▶ **REQUIRED TASK**: Reproduce every line of the material below, but drop the pictures.

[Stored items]

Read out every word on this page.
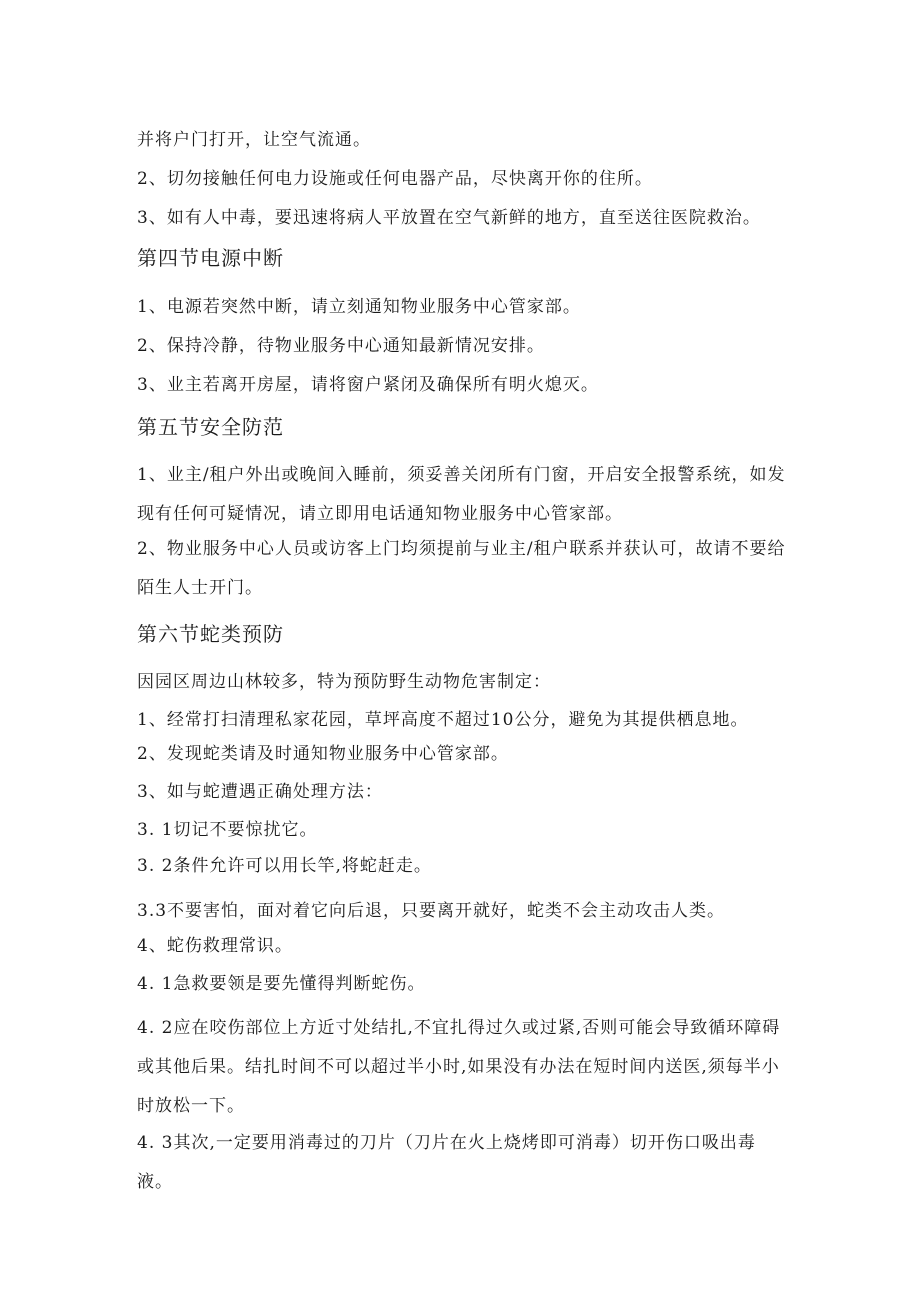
并将户门打开，让空气流通。
2、切勿接触任何电力设施或任何电器产品，尽快离开你的住所。
3、如有人中毒，要迅速将病人平放置在空气新鲜的地方，直至送往医院救治。
第四节电源中断
1、电源若突然中断，请立刻通知物业服务中心管家部。
2、保持冷静，待物业服务中心通知最新情况安排。
3、业主若离开房屋，请将窗户紧闭及确保所有明火熄灭。
第五节安全防范
1、业主/租户外出或晚间入睡前，须妥善关闭所有门窗，开启安全报警系统，如发现有任何可疑情况，请立即用电话通知物业服务中心管家部。
2、物业服务中心人员或访客上门均须提前与业主/租户联系并获认可，故请不要给陌生人士开门。
第六节蛇类预防
因园区周边山林较多，特为预防野生动物危害制定：
1、经常打扫清理私家花园，草坪高度不超过10公分，避免为其提供栖息地。
2、发现蛇类请及时通知物业服务中心管家部。
3、如与蛇遭遇正确处理方法：
3. 1切记不要惊扰它。
3. 2条件允许可以用长竿,将蛇赶走。
3.3不要害怕，面对着它向后退，只要离开就好，蛇类不会主动攻击人类。
4、蛇伤救理常识。
4. 1急救要领是要先懂得判断蛇伤。
4. 2应在咬伤部位上方近寸处结扎,不宜扎得过久或过紧,否则可能会导致循环障碍或其他后果。结扎时间不可以超过半小时,如果没有办法在短时间内送医,须每半小时放松一下。
4. 3其次,一定要用消毒过的刀片（刀片在火上烧烤即可消毒）切开伤口吸出毒液。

▶ **RESULT OF THE EXERCISE**:
Read out every word on this page.
并将户门打开，让空气流通。
2、切勿接触任何电力设施或任何电器产品，尽快离开你的住所。
3、如有人中毒，要迅速将病人平放置在空气新鲜的地方，直至送往医院救治。
第四节电源中断
1、电源若突然中断，请立刻通知物业服务中心管家部。
2、保持冷静，待物业服务中心通知最新情况安排。
3、业主若离开房屋，请将窗户紧闭及确保所有明火熄灭。
第五节安全防范
1、业主/租户外出或晚间入睡前，须妥善关闭所有门窗，开启安全报警系统，如发现有任何可疑情况，请立即用电话通知物业服务中心管家部。
2、物业服务中心人员或访客上门均须提前与业主/租户联系并获认可，故请不要给陌生人士开门。
第六节蛇类预防
因园区周边山林较多，特为预防野生动物危害制定：
1、经常打扫清理私家花园，草坪高度不超过10公分，避免为其提供栖息地。
2、发现蛇类请及时通知物业服务中心管家部。
3、如与蛇遭遇正确处理方法：
3. 1切记不要惊扰它。
3. 2条件允许可以用长竿,将蛇赶走。
3.3不要害怕，面对着它向后退，只要离开就好，蛇类不会主动攻击人类。
4、蛇伤救理常识。
4. 1急救要领是要先懂得判断蛇伤。
4. 2应在咬伤部位上方近寸处结扎,不宜扎得过久或过紧,否则可能会导致循环障碍或其他后果。结扎时间不可以超过半小时,如果没有办法在短时间内送医,须每半小时放松一下。
4. 3其次,一定要用消毒过的刀片（刀片在火上烧烤即可消毒）切开伤口吸出毒液。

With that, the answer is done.